**DO THIS:** Each line of the material must be repeated precisely, with the pictures left out.

┄┄┄┄┄┄

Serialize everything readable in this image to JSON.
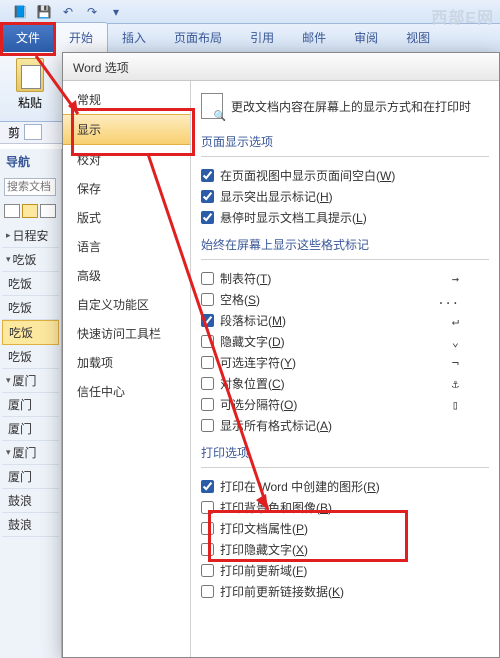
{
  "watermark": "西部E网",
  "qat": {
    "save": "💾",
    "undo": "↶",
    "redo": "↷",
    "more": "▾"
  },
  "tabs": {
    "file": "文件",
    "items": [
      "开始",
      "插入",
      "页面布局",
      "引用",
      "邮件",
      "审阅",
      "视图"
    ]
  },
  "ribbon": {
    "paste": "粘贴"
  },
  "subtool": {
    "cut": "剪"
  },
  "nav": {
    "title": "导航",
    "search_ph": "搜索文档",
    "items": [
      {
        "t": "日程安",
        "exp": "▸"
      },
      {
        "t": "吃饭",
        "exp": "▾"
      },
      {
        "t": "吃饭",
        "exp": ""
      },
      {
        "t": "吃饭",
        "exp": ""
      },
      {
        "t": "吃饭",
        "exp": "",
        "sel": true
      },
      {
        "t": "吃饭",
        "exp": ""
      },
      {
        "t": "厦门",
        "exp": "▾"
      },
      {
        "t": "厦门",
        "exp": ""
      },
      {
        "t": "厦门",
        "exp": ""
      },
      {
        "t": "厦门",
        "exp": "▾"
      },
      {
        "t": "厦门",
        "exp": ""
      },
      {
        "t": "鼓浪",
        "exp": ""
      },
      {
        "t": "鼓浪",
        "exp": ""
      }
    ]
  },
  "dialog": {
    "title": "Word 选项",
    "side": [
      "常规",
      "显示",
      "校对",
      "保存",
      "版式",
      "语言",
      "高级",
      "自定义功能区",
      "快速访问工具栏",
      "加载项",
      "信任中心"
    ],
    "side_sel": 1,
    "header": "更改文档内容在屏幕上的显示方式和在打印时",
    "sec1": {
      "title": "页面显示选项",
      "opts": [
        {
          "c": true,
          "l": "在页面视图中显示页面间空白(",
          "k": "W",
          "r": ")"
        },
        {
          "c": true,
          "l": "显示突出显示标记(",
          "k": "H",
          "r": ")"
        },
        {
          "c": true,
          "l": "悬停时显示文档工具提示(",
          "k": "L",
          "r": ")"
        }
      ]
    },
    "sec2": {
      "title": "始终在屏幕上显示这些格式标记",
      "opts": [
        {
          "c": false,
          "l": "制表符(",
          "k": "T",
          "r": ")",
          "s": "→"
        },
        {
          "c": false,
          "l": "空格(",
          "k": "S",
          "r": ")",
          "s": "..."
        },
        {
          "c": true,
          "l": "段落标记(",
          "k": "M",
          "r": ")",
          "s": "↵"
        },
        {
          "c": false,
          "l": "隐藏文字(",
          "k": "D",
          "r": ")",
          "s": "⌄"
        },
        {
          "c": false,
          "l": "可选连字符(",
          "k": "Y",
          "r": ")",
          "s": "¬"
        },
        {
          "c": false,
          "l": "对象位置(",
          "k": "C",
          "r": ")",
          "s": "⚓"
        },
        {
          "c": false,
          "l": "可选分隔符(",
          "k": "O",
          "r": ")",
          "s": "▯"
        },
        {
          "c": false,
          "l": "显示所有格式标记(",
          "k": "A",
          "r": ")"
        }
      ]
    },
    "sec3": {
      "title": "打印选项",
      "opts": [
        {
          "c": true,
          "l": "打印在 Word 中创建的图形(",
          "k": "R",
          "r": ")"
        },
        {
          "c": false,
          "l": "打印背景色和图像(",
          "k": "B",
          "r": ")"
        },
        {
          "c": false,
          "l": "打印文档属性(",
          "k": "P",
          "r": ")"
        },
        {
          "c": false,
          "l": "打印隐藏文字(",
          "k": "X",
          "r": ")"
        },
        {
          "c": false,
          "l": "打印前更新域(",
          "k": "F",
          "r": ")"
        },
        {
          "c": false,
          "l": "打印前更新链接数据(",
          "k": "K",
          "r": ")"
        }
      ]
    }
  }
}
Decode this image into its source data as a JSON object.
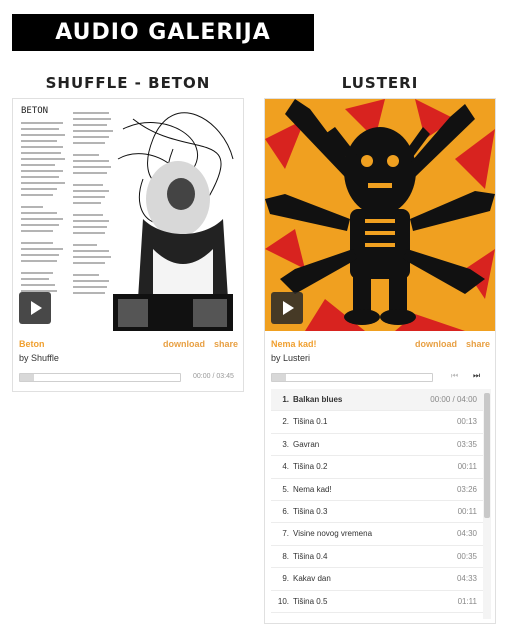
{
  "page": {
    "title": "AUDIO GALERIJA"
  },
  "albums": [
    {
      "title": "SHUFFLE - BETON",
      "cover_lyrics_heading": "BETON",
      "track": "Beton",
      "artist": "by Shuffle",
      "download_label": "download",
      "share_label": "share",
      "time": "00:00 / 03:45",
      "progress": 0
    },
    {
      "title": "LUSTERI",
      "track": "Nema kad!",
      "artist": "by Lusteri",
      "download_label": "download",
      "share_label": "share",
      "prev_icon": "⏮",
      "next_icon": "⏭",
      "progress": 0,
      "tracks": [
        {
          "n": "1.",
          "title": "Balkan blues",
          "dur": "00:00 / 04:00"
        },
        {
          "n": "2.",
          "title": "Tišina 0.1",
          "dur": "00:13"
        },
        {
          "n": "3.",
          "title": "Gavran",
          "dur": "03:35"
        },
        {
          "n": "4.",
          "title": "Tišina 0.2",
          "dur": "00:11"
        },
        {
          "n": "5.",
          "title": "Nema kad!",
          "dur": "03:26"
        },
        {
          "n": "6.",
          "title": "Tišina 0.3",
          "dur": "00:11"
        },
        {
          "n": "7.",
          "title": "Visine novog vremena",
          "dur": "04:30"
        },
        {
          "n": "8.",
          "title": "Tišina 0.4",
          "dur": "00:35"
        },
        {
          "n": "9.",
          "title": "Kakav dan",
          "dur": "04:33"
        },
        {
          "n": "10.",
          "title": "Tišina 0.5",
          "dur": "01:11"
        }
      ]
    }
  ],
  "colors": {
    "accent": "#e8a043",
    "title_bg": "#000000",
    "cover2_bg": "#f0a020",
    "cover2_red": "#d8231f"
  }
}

┄┄┄┄┄┄

**EXERCISE SOLUTION:**
Serialize everything readable in this image to JSON.
{
  "watermark": "西部E网",
  "qat": {
    "save": "💾",
    "undo": "↶",
    "redo": "↷",
    "more": "▾"
  },
  "tabs": {
    "file": "文件",
    "items": [
      "开始",
      "插入",
      "页面布局",
      "引用",
      "邮件",
      "审阅",
      "视图"
    ]
  },
  "ribbon": {
    "paste": "粘贴"
  },
  "subtool": {
    "cut": "剪"
  },
  "nav": {
    "title": "导航",
    "search_ph": "搜索文档",
    "items": [
      {
        "t": "日程安",
        "exp": "▸"
      },
      {
        "t": "吃饭",
        "exp": "▾"
      },
      {
        "t": "吃饭",
        "exp": ""
      },
      {
        "t": "吃饭",
        "exp": ""
      },
      {
        "t": "吃饭",
        "exp": "",
        "sel": true
      },
      {
        "t": "吃饭",
        "exp": ""
      },
      {
        "t": "厦门",
        "exp": "▾"
      },
      {
        "t": "厦门",
        "exp": ""
      },
      {
        "t": "厦门",
        "exp": ""
      },
      {
        "t": "厦门",
        "exp": "▾"
      },
      {
        "t": "厦门",
        "exp": ""
      },
      {
        "t": "鼓浪",
        "exp": ""
      },
      {
        "t": "鼓浪",
        "exp": ""
      }
    ]
  },
  "dialog": {
    "title": "Word 选项",
    "side": [
      "常规",
      "显示",
      "校对",
      "保存",
      "版式",
      "语言",
      "高级",
      "自定义功能区",
      "快速访问工具栏",
      "加载项",
      "信任中心"
    ],
    "side_sel": 1,
    "header": "更改文档内容在屏幕上的显示方式和在打印时",
    "sec1": {
      "title": "页面显示选项",
      "opts": [
        {
          "c": true,
          "l": "在页面视图中显示页面间空白(",
          "k": "W",
          "r": ")"
        },
        {
          "c": true,
          "l": "显示突出显示标记(",
          "k": "H",
          "r": ")"
        },
        {
          "c": true,
          "l": "悬停时显示文档工具提示(",
          "k": "L",
          "r": ")"
        }
      ]
    },
    "sec2": {
      "title": "始终在屏幕上显示这些格式标记",
      "opts": [
        {
          "c": false,
          "l": "制表符(",
          "k": "T",
          "r": ")",
          "s": "→"
        },
        {
          "c": false,
          "l": "空格(",
          "k": "S",
          "r": ")",
          "s": "..."
        },
        {
          "c": true,
          "l": "段落标记(",
          "k": "M",
          "r": ")",
          "s": "↵"
        },
        {
          "c": false,
          "l": "隐藏文字(",
          "k": "D",
          "r": ")",
          "s": "⌄"
        },
        {
          "c": false,
          "l": "可选连字符(",
          "k": "Y",
          "r": ")",
          "s": "¬"
        },
        {
          "c": false,
          "l": "对象位置(",
          "k": "C",
          "r": ")",
          "s": "⚓"
        },
        {
          "c": false,
          "l": "可选分隔符(",
          "k": "O",
          "r": ")",
          "s": "▯"
        },
        {
          "c": false,
          "l": "显示所有格式标记(",
          "k": "A",
          "r": ")"
        }
      ]
    },
    "sec3": {
      "title": "打印选项",
      "opts": [
        {
          "c": true,
          "l": "打印在 Word 中创建的图形(",
          "k": "R",
          "r": ")"
        },
        {
          "c": false,
          "l": "打印背景色和图像(",
          "k": "B",
          "r": ")"
        },
        {
          "c": false,
          "l": "打印文档属性(",
          "k": "P",
          "r": ")"
        },
        {
          "c": false,
          "l": "打印隐藏文字(",
          "k": "X",
          "r": ")"
        },
        {
          "c": false,
          "l": "打印前更新域(",
          "k": "F",
          "r": ")"
        },
        {
          "c": false,
          "l": "打印前更新链接数据(",
          "k": "K",
          "r": ")"
        }
      ]
    }
  }
}
Decode this image into its source data as a JSON object.
{
  "page": {
    "title": "AUDIO GALERIJA"
  },
  "albums": [
    {
      "title": "SHUFFLE - BETON",
      "cover_lyrics_heading": "BETON",
      "track": "Beton",
      "artist": "by Shuffle",
      "download_label": "download",
      "share_label": "share",
      "time": "00:00 / 03:45",
      "progress": 0
    },
    {
      "title": "LUSTERI",
      "track": "Nema kad!",
      "artist": "by Lusteri",
      "download_label": "download",
      "share_label": "share",
      "prev_icon": "⏮",
      "next_icon": "⏭",
      "progress": 0,
      "tracks": [
        {
          "n": "1.",
          "title": "Balkan blues",
          "dur": "00:00 / 04:00"
        },
        {
          "n": "2.",
          "title": "Tišina 0.1",
          "dur": "00:13"
        },
        {
          "n": "3.",
          "title": "Gavran",
          "dur": "03:35"
        },
        {
          "n": "4.",
          "title": "Tišina 0.2",
          "dur": "00:11"
        },
        {
          "n": "5.",
          "title": "Nema kad!",
          "dur": "03:26"
        },
        {
          "n": "6.",
          "title": "Tišina 0.3",
          "dur": "00:11"
        },
        {
          "n": "7.",
          "title": "Visine novog vremena",
          "dur": "04:30"
        },
        {
          "n": "8.",
          "title": "Tišina 0.4",
          "dur": "00:35"
        },
        {
          "n": "9.",
          "title": "Kakav dan",
          "dur": "04:33"
        },
        {
          "n": "10.",
          "title": "Tišina 0.5",
          "dur": "01:11"
        }
      ]
    }
  ],
  "colors": {
    "accent": "#e8a043",
    "title_bg": "#000000",
    "cover2_bg": "#f0a020",
    "cover2_red": "#d8231f"
  }
}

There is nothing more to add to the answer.